Collected data entries:
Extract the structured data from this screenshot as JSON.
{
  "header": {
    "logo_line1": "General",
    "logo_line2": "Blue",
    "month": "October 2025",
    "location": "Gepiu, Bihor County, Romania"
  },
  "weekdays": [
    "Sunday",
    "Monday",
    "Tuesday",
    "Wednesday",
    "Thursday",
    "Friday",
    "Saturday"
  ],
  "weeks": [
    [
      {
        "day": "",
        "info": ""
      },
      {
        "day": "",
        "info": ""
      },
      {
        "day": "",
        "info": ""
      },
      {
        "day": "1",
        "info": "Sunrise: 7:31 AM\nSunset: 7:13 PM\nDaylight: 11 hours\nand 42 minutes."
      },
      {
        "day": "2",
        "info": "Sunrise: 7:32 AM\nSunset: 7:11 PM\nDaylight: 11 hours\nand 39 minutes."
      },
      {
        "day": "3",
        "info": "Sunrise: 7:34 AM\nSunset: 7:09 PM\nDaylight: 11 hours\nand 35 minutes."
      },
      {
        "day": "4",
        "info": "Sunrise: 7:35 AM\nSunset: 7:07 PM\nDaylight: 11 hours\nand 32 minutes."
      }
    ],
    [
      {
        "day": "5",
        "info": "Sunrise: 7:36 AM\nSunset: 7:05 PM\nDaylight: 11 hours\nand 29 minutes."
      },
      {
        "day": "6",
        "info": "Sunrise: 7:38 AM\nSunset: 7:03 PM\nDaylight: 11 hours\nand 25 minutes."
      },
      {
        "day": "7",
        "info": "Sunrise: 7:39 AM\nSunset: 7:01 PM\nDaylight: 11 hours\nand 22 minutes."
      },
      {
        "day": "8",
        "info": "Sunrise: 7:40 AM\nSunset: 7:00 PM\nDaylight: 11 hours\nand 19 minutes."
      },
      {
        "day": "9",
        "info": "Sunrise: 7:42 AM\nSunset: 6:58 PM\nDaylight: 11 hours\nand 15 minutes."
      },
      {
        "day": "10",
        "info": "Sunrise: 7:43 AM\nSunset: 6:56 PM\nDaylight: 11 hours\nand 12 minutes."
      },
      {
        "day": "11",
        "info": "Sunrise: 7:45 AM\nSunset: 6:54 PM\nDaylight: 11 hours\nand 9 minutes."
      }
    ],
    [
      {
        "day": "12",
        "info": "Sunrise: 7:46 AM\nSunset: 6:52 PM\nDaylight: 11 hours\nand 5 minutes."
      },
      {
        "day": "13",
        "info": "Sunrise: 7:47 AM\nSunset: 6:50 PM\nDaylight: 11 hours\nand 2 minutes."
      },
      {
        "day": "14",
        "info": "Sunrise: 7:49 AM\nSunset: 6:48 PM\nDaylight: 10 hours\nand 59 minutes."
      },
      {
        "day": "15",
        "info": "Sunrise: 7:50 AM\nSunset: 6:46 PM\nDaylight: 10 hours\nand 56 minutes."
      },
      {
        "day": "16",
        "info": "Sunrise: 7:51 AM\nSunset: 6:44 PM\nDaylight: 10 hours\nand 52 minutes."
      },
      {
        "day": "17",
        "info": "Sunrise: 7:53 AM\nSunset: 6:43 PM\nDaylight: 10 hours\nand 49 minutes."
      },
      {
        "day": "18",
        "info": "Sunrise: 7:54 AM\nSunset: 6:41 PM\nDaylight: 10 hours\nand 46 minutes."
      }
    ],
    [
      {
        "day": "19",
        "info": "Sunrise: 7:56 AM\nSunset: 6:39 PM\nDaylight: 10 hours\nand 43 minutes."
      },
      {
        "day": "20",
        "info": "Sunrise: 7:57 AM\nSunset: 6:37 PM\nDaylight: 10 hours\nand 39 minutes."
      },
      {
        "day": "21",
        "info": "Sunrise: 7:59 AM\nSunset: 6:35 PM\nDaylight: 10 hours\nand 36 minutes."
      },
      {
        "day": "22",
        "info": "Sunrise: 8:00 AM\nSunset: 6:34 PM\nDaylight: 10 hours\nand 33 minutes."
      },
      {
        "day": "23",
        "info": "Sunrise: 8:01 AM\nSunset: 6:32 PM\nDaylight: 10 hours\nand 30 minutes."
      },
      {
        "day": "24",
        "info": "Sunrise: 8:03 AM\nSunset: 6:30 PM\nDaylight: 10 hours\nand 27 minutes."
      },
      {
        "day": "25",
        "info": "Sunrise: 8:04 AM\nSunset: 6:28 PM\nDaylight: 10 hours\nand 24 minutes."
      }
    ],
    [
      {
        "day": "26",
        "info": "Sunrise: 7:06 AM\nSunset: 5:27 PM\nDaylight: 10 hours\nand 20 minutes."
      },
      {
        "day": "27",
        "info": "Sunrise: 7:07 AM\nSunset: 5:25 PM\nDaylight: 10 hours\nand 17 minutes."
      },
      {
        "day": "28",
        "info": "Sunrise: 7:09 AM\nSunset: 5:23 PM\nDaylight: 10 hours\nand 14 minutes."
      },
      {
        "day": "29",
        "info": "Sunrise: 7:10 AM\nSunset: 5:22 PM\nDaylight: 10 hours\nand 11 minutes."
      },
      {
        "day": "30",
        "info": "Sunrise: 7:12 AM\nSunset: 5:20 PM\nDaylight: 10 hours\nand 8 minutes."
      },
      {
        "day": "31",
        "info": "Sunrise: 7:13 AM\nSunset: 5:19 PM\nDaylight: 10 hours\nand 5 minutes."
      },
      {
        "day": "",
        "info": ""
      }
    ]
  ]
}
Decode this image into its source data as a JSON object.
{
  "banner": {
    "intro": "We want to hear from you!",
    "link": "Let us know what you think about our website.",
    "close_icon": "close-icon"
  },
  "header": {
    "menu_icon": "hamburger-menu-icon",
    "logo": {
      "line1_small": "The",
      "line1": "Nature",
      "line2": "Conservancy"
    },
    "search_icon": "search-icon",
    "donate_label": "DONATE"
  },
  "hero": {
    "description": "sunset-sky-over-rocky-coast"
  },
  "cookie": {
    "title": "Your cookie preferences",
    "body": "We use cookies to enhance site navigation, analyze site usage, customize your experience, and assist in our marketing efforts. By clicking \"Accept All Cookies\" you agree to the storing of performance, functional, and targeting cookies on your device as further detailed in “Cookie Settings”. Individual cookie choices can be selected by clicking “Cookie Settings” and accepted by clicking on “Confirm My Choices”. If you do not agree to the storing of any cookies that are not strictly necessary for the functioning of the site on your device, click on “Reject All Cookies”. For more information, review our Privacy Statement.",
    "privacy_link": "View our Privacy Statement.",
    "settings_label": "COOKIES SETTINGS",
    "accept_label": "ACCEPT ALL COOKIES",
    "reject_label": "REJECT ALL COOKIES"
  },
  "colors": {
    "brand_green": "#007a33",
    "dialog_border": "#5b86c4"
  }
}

_WHAT THIS TASK INVOLVES_
Above are the records. Identify each line that contains the word "JSON".

_WRITTEN ANSWER_
Extract the structured data from this screenshot as JSON.
Decode this image into its source data as a JSON object.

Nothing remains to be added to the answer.